PROBLEM REQUIREMENTS -
The required output is a single number: how many lines of the material contain the string "ylabel".

LISTED RECORDS -
━━━━━━━━━━━━━━━━━━━━━━━━━━━━━━

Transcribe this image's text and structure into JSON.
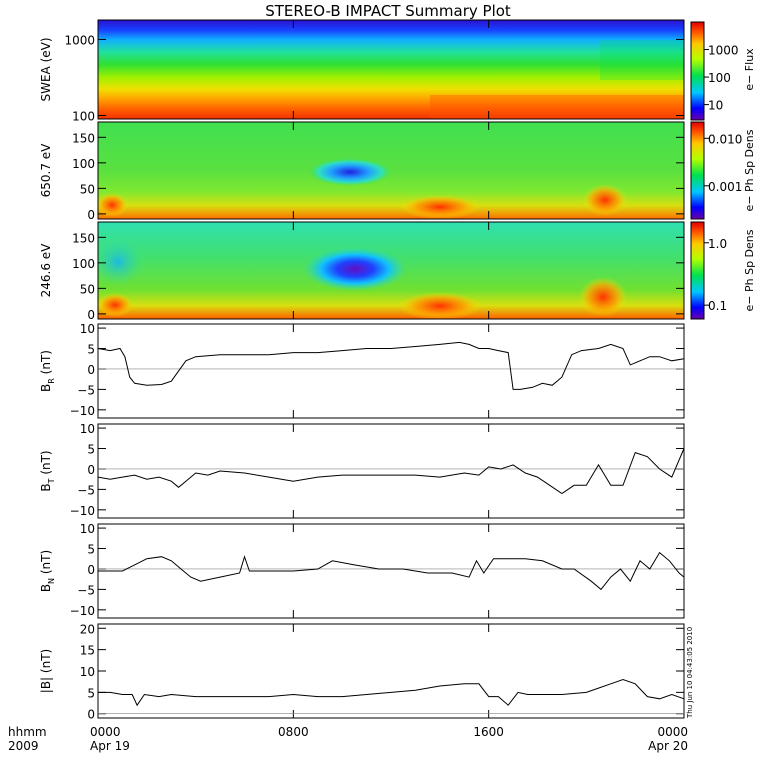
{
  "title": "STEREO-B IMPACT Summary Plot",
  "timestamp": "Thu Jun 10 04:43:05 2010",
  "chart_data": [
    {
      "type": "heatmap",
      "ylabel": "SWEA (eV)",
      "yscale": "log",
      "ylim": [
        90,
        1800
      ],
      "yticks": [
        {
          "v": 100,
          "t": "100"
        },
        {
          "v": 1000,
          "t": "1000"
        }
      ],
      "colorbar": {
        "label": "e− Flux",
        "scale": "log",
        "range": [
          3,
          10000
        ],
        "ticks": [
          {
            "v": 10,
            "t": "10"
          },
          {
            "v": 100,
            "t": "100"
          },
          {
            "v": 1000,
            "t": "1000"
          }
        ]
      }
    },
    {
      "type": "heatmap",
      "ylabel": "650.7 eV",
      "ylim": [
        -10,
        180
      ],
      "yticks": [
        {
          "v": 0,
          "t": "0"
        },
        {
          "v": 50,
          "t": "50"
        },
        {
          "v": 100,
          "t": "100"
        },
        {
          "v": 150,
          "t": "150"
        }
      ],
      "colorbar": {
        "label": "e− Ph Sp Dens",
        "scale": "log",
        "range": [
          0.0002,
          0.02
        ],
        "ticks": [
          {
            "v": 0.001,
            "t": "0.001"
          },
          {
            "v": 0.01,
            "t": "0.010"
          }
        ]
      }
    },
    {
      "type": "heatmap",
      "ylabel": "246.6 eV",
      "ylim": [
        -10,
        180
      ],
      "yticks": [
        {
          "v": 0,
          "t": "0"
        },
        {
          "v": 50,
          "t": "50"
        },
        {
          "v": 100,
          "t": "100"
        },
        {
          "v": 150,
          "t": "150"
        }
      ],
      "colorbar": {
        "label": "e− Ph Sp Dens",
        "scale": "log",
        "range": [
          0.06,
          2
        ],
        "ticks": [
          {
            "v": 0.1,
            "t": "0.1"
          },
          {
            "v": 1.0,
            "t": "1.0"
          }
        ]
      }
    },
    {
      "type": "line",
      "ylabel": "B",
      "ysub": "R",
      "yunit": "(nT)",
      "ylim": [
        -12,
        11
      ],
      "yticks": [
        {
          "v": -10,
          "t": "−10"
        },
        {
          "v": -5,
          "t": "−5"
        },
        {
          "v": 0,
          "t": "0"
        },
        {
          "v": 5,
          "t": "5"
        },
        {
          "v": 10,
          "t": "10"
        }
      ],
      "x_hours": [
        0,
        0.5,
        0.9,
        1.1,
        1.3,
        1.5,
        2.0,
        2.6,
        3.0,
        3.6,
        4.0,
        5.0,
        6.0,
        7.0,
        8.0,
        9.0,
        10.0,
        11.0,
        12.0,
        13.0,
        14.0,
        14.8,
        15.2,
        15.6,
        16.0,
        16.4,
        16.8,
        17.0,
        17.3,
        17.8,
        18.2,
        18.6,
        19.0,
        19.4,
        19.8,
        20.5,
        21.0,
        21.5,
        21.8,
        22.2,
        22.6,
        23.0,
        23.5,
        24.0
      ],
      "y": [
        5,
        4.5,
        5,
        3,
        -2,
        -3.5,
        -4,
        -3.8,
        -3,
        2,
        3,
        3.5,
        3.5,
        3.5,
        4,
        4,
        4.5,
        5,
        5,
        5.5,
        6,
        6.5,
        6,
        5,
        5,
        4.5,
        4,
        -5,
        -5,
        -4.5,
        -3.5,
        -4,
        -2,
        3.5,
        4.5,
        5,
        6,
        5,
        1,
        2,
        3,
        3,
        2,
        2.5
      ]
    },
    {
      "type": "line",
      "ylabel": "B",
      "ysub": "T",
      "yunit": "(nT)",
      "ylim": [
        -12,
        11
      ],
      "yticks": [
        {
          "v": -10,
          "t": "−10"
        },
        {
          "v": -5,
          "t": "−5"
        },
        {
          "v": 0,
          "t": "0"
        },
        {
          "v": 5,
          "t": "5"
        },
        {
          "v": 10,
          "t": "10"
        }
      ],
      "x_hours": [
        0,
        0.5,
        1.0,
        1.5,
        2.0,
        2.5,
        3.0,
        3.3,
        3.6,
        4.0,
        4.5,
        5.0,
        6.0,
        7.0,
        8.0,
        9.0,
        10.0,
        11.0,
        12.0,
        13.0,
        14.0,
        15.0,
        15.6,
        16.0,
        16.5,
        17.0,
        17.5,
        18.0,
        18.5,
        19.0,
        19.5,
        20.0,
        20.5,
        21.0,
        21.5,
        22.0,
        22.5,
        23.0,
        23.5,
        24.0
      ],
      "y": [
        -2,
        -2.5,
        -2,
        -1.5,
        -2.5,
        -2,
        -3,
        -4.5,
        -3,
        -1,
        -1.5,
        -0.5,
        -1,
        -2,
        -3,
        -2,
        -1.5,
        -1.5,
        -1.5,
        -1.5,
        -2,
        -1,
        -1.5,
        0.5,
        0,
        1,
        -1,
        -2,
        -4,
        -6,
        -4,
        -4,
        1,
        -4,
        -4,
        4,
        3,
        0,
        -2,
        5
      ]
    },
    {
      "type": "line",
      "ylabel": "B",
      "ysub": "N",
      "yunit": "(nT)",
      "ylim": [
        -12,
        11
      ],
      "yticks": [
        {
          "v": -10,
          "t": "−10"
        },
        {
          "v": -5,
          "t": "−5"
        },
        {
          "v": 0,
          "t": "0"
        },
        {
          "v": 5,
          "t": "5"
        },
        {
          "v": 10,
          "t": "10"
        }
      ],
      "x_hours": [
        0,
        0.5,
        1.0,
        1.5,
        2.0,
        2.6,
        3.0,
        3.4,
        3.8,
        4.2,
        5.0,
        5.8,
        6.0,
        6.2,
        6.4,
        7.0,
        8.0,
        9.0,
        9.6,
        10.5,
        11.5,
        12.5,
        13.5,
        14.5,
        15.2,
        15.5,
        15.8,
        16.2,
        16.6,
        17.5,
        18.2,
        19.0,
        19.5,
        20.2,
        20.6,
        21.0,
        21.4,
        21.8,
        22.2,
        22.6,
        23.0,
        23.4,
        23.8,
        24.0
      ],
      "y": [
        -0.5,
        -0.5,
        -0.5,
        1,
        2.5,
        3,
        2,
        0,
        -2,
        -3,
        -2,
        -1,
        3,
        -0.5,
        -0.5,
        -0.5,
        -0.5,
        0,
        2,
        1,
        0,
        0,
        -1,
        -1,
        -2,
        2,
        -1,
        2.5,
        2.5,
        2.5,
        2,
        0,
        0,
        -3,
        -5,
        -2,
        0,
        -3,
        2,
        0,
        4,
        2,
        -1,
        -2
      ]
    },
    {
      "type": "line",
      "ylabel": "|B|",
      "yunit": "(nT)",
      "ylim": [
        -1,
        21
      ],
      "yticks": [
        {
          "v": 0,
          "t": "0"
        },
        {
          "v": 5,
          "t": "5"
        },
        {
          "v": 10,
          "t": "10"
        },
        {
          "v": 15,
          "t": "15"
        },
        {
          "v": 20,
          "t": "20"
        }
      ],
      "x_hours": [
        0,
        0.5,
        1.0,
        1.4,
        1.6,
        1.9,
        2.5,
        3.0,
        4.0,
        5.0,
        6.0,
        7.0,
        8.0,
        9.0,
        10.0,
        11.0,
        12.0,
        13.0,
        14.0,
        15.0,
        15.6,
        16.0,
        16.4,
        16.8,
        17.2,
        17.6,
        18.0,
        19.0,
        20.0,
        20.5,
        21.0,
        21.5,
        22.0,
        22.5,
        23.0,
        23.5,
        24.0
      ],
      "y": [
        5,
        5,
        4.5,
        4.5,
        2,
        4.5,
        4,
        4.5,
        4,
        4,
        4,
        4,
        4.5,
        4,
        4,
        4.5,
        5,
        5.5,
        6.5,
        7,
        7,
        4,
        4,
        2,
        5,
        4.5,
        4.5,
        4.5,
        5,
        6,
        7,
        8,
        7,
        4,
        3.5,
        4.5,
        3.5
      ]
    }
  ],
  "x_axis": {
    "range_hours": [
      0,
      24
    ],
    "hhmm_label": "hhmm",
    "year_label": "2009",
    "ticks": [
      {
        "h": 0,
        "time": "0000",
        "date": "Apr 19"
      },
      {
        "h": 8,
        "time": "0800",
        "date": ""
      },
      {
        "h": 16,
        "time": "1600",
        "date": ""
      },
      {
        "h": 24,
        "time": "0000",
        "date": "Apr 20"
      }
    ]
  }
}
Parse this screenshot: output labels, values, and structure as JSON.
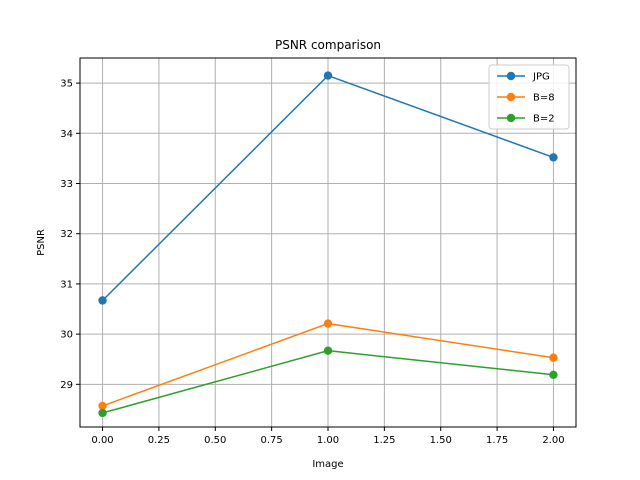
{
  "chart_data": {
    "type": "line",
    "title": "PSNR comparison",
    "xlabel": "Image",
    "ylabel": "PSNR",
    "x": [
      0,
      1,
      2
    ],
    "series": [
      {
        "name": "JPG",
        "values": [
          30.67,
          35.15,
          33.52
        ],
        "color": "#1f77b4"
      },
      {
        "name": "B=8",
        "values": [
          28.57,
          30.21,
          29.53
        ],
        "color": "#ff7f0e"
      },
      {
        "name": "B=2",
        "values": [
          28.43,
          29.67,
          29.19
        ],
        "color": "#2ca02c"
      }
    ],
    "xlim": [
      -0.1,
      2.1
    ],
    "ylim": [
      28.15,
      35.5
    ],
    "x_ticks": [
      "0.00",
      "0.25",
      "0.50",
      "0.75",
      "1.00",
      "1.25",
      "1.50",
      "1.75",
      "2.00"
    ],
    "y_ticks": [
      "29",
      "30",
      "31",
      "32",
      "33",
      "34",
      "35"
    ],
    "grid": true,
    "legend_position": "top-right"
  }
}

━━━━━━━━━━━━━━━━━━━━━━━━━━━━━━

EXERCISE RESULT -
8